What you should do:
Copy out, exactly as written, only the line containing "Extract all readable text from this page." and the lines after it through the end of the records.

Information given:

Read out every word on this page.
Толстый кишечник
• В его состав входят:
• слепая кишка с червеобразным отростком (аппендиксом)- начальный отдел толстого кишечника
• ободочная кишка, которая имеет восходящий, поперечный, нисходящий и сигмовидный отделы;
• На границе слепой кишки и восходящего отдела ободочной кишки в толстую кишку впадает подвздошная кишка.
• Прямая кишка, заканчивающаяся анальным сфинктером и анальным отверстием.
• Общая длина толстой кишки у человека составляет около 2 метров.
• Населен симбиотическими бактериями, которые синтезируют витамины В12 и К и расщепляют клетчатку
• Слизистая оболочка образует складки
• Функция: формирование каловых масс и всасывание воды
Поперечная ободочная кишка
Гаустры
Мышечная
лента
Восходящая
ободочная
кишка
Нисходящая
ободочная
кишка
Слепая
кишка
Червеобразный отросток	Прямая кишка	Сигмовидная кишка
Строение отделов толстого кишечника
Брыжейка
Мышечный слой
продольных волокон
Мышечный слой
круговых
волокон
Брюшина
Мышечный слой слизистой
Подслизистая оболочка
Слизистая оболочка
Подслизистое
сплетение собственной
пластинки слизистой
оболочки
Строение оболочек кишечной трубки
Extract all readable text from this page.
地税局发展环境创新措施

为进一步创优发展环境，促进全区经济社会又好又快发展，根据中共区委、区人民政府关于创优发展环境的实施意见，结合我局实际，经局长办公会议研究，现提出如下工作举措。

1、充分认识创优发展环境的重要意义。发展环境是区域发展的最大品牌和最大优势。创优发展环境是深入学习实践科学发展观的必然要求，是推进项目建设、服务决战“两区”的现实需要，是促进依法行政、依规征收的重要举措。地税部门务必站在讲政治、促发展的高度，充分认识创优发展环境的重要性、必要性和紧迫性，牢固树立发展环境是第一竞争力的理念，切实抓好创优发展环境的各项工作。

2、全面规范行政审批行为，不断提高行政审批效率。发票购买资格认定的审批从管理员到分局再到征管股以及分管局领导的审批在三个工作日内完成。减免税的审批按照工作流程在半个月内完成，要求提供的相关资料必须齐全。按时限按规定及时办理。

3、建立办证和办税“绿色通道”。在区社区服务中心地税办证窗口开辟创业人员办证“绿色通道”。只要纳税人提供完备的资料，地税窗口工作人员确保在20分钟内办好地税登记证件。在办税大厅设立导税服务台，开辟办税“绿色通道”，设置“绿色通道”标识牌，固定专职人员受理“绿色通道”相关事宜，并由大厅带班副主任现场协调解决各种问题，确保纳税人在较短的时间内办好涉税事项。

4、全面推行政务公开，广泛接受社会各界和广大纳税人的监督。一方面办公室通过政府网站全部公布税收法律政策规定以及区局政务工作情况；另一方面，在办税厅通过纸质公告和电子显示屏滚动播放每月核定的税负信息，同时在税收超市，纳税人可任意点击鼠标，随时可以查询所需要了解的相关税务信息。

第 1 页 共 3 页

Expected answer:
Extract all readable text from this page.
地税局发展环境创新措施

为进一步创优发展环境，促进全区经济社会又好又快发展，根据中共区委、区人民政府关于创优发展环境的实施意见，结合我局实际，经局长办公会议研究，现提出如下工作举措。

1、充分认识创优发展环境的重要意义。发展环境是区域发展的最大品牌和最大优势。创优发展环境是深入学习实践科学发展观的必然要求，是推进项目建设、服务决战“两区”的现实需要，是促进依法行政、依规征收的重要举措。地税部门务必站在讲政治、促发展的高度，充分认识创优发展环境的重要性、必要性和紧迫性，牢固树立发展环境是第一竞争力的理念，切实抓好创优发展环境的各项工作。

2、全面规范行政审批行为，不断提高行政审批效率。发票购买资格认定的审批从管理员到分局再到征管股以及分管局领导的审批在三个工作日内完成。减免税的审批按照工作流程在半个月内完成，要求提供的相关资料必须齐全。按时限按规定及时办理。

3、建立办证和办税“绿色通道”。在区社区服务中心地税办证窗口开辟创业人员办证“绿色通道”。只要纳税人提供完备的资料，地税窗口工作人员确保在20分钟内办好地税登记证件。在办税大厅设立导税服务台，开辟办税“绿色通道”，设置“绿色通道”标识牌，固定专职人员受理“绿色通道”相关事宜，并由大厅带班副主任现场协调解决各种问题，确保纳税人在较短的时间内办好涉税事项。

4、全面推行政务公开，广泛接受社会各界和广大纳税人的监督。一方面办公室通过政府网站全部公布税收法律政策规定以及区局政务工作情况；另一方面，在办税厅通过纸质公告和电子显示屏滚动播放每月核定的税负信息，同时在税收超市，纳税人可任意点击鼠标，随时可以查询所需要了解的相关税务信息。

第 1 页 共 3 页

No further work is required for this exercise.